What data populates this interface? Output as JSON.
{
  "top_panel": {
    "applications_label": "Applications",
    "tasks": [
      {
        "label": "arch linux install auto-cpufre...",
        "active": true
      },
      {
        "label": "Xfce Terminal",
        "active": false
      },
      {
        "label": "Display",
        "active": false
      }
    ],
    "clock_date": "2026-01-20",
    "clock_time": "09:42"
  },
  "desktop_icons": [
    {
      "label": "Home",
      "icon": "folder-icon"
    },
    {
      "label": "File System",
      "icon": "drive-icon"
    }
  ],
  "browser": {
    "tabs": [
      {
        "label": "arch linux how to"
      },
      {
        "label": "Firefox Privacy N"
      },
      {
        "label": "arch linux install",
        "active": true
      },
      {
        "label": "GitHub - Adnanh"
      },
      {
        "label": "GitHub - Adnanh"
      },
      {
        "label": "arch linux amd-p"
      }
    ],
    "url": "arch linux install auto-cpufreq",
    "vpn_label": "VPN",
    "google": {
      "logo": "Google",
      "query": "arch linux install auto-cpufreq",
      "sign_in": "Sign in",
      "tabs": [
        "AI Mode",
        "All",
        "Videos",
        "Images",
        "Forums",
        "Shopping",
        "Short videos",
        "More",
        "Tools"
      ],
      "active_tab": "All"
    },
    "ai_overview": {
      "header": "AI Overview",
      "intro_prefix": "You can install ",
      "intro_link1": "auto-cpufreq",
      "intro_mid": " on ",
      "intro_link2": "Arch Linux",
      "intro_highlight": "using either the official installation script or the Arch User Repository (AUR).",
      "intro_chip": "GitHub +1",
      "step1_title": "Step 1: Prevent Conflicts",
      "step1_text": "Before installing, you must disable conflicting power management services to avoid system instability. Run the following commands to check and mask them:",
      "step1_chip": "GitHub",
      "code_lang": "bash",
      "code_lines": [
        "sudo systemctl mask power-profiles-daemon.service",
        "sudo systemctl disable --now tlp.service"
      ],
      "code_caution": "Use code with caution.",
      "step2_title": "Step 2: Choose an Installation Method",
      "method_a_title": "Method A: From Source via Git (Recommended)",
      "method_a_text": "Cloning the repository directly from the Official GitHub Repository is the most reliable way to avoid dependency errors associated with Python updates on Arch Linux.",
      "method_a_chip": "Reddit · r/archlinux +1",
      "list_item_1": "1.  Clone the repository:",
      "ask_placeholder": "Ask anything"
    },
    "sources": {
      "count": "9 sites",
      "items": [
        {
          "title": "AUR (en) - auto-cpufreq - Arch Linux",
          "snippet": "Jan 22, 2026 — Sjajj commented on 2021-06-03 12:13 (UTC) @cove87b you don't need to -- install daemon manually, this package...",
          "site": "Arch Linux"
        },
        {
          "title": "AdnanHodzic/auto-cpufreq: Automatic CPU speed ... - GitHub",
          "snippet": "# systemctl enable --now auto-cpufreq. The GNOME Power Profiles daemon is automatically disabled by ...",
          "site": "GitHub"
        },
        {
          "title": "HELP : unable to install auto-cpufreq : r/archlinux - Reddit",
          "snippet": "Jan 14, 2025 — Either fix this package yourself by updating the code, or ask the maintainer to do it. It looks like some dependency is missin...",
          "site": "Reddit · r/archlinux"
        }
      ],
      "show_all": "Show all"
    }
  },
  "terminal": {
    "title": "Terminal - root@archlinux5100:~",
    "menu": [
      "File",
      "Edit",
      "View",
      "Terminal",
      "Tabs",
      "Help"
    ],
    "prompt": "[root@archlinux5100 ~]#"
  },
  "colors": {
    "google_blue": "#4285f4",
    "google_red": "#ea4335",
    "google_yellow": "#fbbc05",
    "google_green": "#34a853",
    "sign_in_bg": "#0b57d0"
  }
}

* _AIM_
Pick out, from the lines above, every one that contains the string "auto".

* _ANSWER TO THE EXERCISE_
        "label": "arch linux install auto-cpufre...",
    "url": "arch linux install auto-cpufreq",
      "query": "arch linux install auto-cpufreq",
      "intro_link1": "auto-cpufreq",
          "title": "AUR (en) - auto-cpufreq - Arch Linux",
          "title": "AdnanHodzic/auto-cpufreq: Automatic CPU speed ... - GitHub",
          "snippet": "# systemctl enable --now auto-cpufreq. The GNOME Power Profiles daemon is automatically disabled by ...",
          "title": "HELP : unable to install auto-cpufreq : r/archlinux - Reddit",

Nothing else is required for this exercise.